_Figure dataset records:_
----------

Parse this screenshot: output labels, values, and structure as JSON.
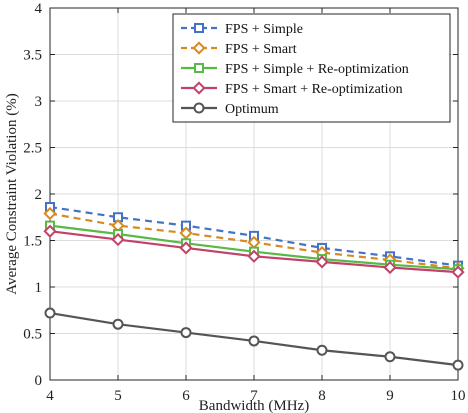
{
  "chart_data": {
    "type": "line",
    "xlabel": "Bandwidth (MHz)",
    "ylabel": "Average Constraint Violation (%)",
    "xlim": [
      4,
      10
    ],
    "ylim": [
      0,
      4
    ],
    "xticks": [
      "4",
      "5",
      "6",
      "7",
      "8",
      "9",
      "10"
    ],
    "yticks": [
      "0",
      "0.5",
      "1",
      "1.5",
      "2",
      "2.5",
      "3",
      "3.5",
      "4"
    ],
    "grid": true,
    "legend_position": "top-right",
    "x": [
      4,
      5,
      6,
      7,
      8,
      9,
      10
    ],
    "series": [
      {
        "name": "FPS + Simple",
        "values": [
          1.86,
          1.75,
          1.66,
          1.55,
          1.42,
          1.33,
          1.23
        ],
        "color": "#4472C4",
        "dash": "dashed",
        "marker": "square"
      },
      {
        "name": "FPS + Smart",
        "values": [
          1.79,
          1.66,
          1.58,
          1.48,
          1.37,
          1.29,
          1.2
        ],
        "color": "#D98A1E",
        "dash": "dashed",
        "marker": "diamond"
      },
      {
        "name": "FPS + Simple + Re-optimization",
        "values": [
          1.66,
          1.57,
          1.47,
          1.38,
          1.3,
          1.24,
          1.19
        ],
        "color": "#58B947",
        "dash": "solid",
        "marker": "square"
      },
      {
        "name": "FPS + Smart + Re-optimization",
        "values": [
          1.6,
          1.51,
          1.42,
          1.33,
          1.27,
          1.21,
          1.16
        ],
        "color": "#C2416A",
        "dash": "solid",
        "marker": "diamond"
      },
      {
        "name": "Optimum",
        "values": [
          0.72,
          0.6,
          0.51,
          0.42,
          0.32,
          0.25,
          0.16
        ],
        "color": "#555555",
        "dash": "solid",
        "marker": "circle"
      }
    ]
  }
}
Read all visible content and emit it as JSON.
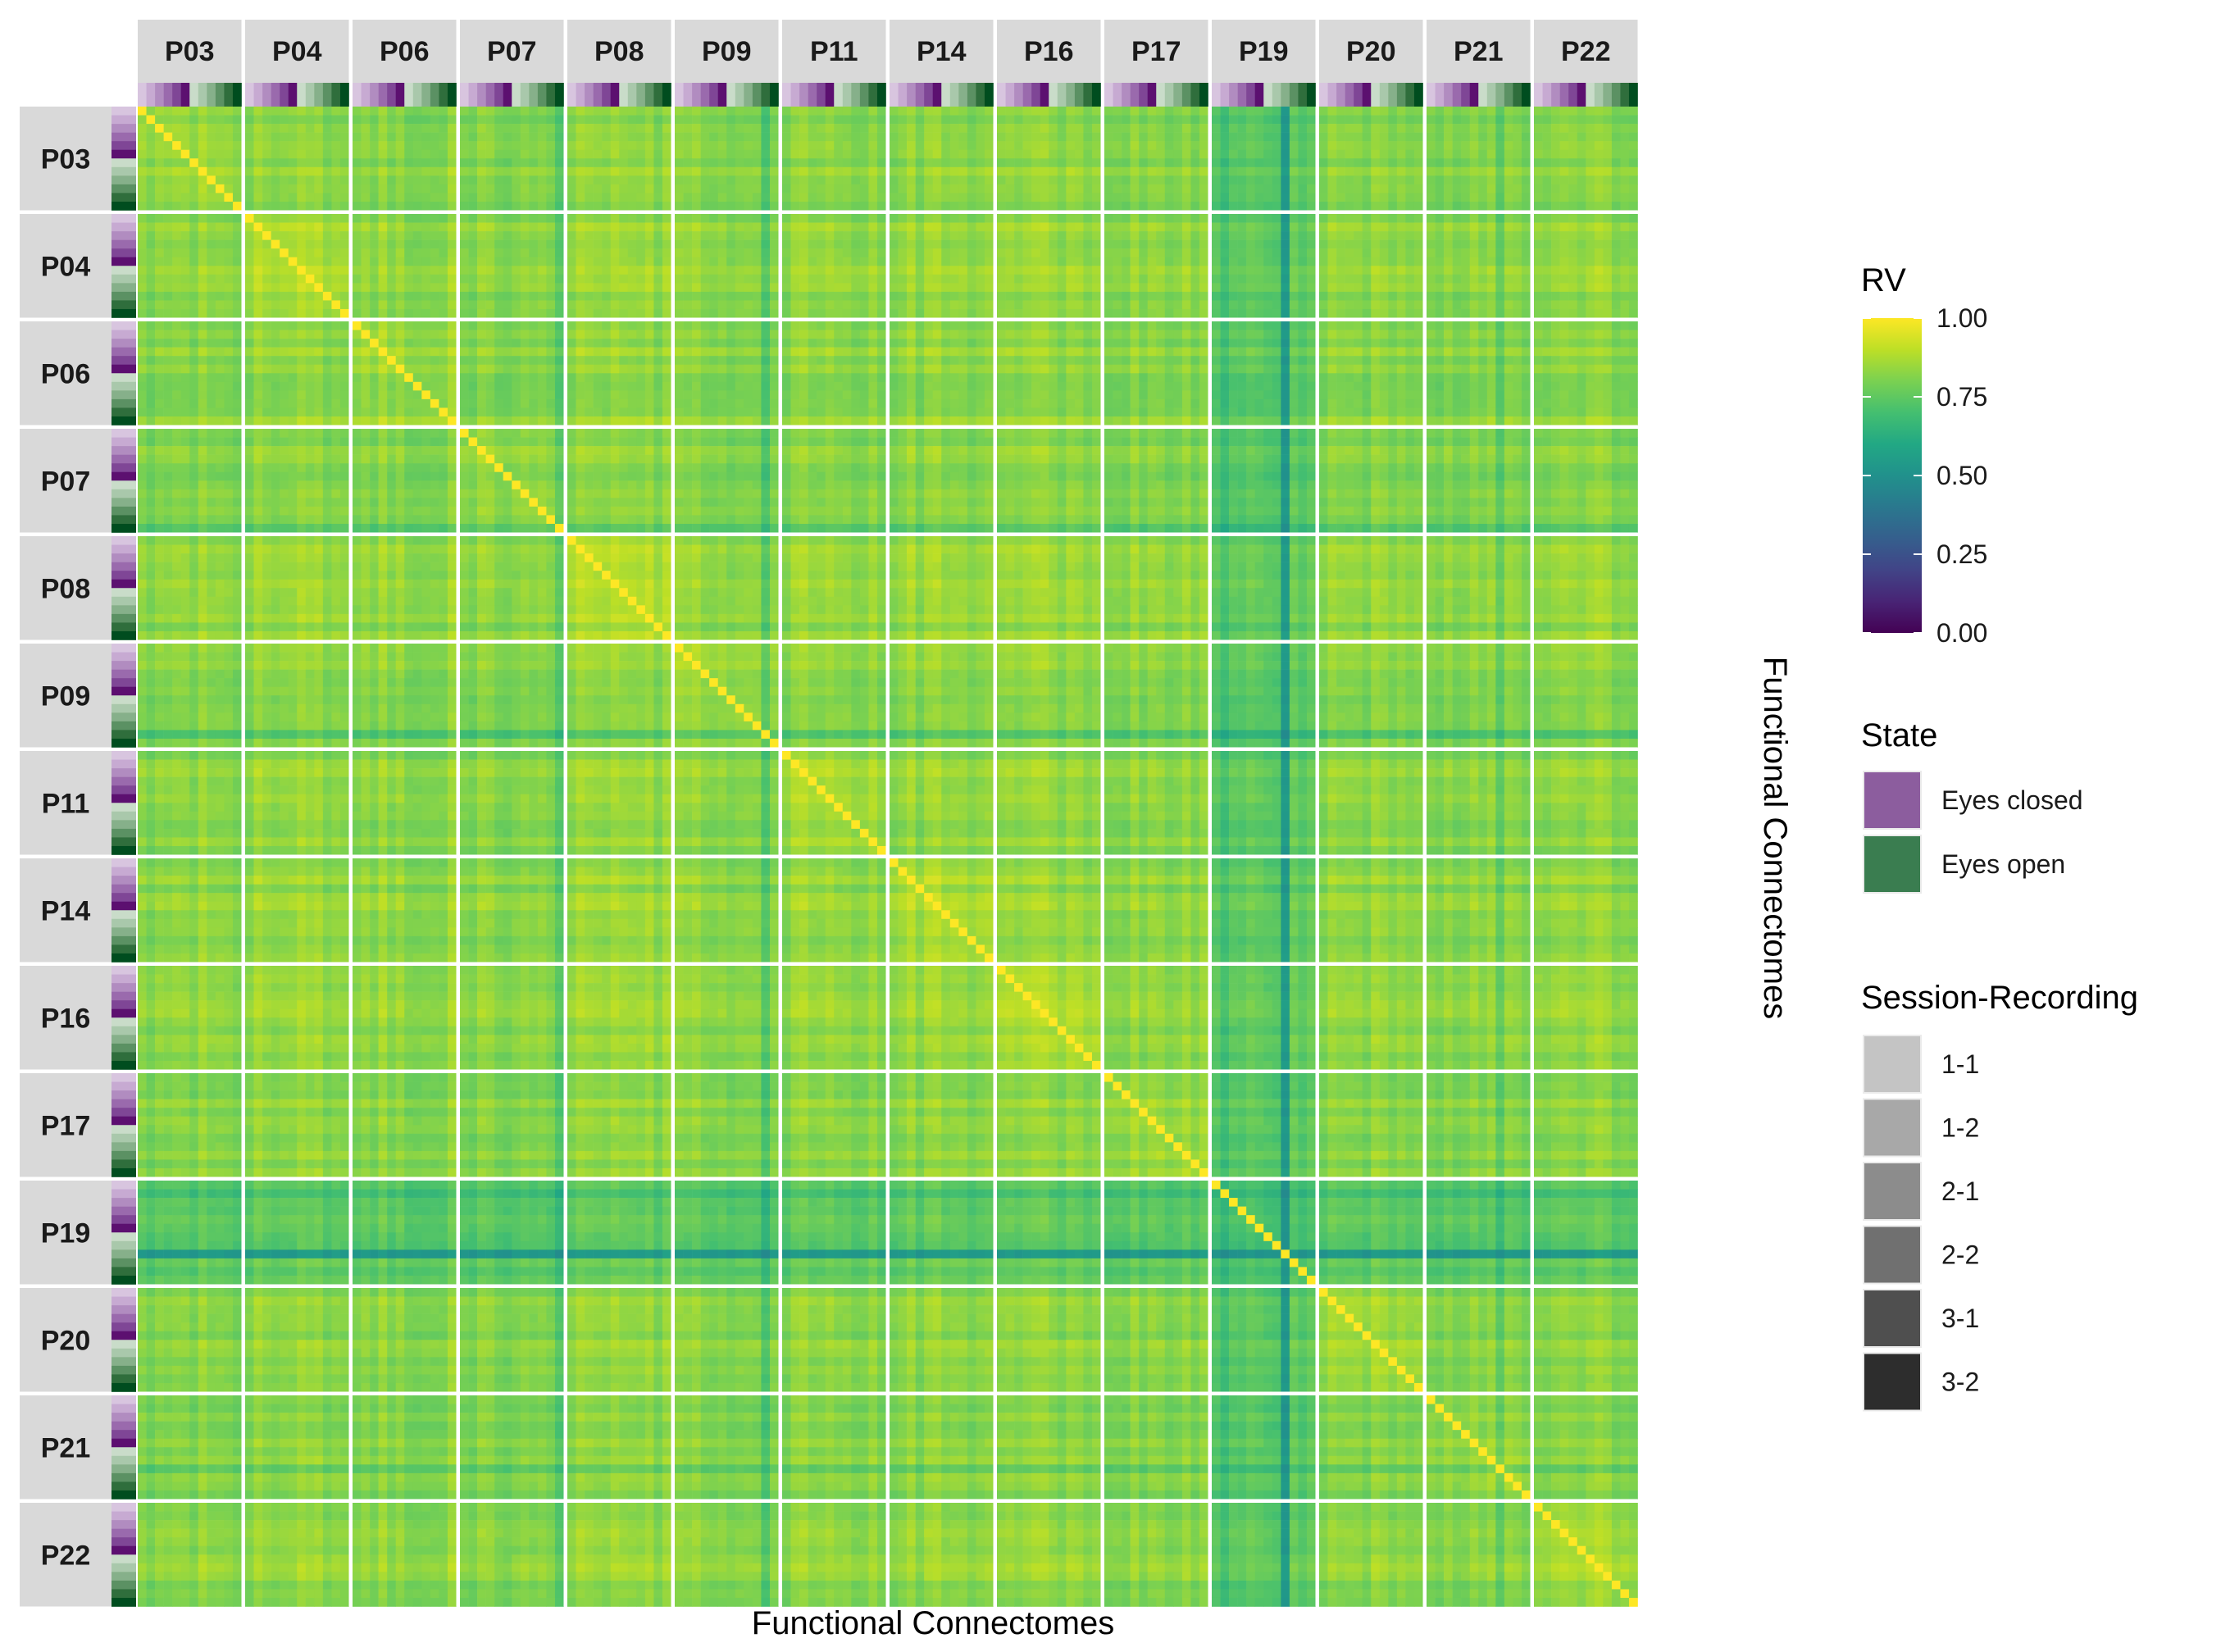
{
  "chart_data": {
    "type": "heatmap",
    "x_title": "Functional Connectomes",
    "y_title": "Functional Connectomes",
    "participants": [
      "P03",
      "P04",
      "P06",
      "P07",
      "P08",
      "P09",
      "P11",
      "P14",
      "P16",
      "P17",
      "P19",
      "P20",
      "P21",
      "P22"
    ],
    "cells_per_participant": 12,
    "states": [
      "Eyes closed",
      "Eyes open"
    ],
    "session_recordings": [
      "1-1",
      "1-2",
      "2-1",
      "2-2",
      "3-1",
      "3-2"
    ],
    "cell_order": "state-major: 6 eyes-closed recordings (1-1 … 3-2) then 6 eyes-open recordings (1-1 … 3-2)",
    "value_scale": {
      "name": "RV",
      "min": 0,
      "max": 1,
      "ticks": [
        "1.00",
        "0.75",
        "0.50",
        "0.25",
        "0.00"
      ],
      "palette": "viridis"
    },
    "summary": {
      "diagonal": 1.0,
      "typical_between_recordings": 0.83,
      "typical_range": [
        0.7,
        0.9
      ],
      "low_participant": "P19",
      "low_participant_typical": 0.74,
      "min_value_approx": 0.55,
      "min_region": "P19 eyes-open recording 2-1 (row 11 of block) against all connectomes",
      "other_low_recordings": [
        "P09 eyes-open 3-1",
        "P07 eyes-open 3-2",
        "P21 eyes-open 2-1"
      ]
    },
    "grid": false,
    "legend_position": "right"
  },
  "legends": {
    "rv": {
      "title": "RV",
      "ticks": [
        "1.00",
        "0.75",
        "0.50",
        "0.25",
        "0.00"
      ]
    },
    "state": {
      "title": "State",
      "items": [
        {
          "label": "Eyes closed",
          "color": "#8c5d9e"
        },
        {
          "label": "Eyes open",
          "color": "#3a7d50"
        }
      ]
    },
    "session": {
      "title": "Session-Recording",
      "items": [
        {
          "label": "1-1",
          "color": "#c4c4c4"
        },
        {
          "label": "1-2",
          "color": "#a8a8a8"
        },
        {
          "label": "2-1",
          "color": "#8c8c8c"
        },
        {
          "label": "2-2",
          "color": "#707070"
        },
        {
          "label": "3-1",
          "color": "#4f4f4f"
        },
        {
          "label": "3-2",
          "color": "#2d2d2d"
        }
      ]
    }
  },
  "colors": {
    "strip_background": "#d9d9d9",
    "panel_separator": "#ffffff",
    "eyes_closed_shades": [
      "#d8c5df",
      "#c7aad2",
      "#b18cc0",
      "#9a6aad",
      "#7f4696",
      "#5c1070"
    ],
    "eyes_open_shades": [
      "#c9dcc9",
      "#a9c8ab",
      "#86b08a",
      "#5b9163",
      "#2f6e3c",
      "#004d1f"
    ]
  }
}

----------

_Exercise instructions:_
Each line of the data that includes the word "Functional" counts once; report the total and nothing more.

_Result for this exercise:_
2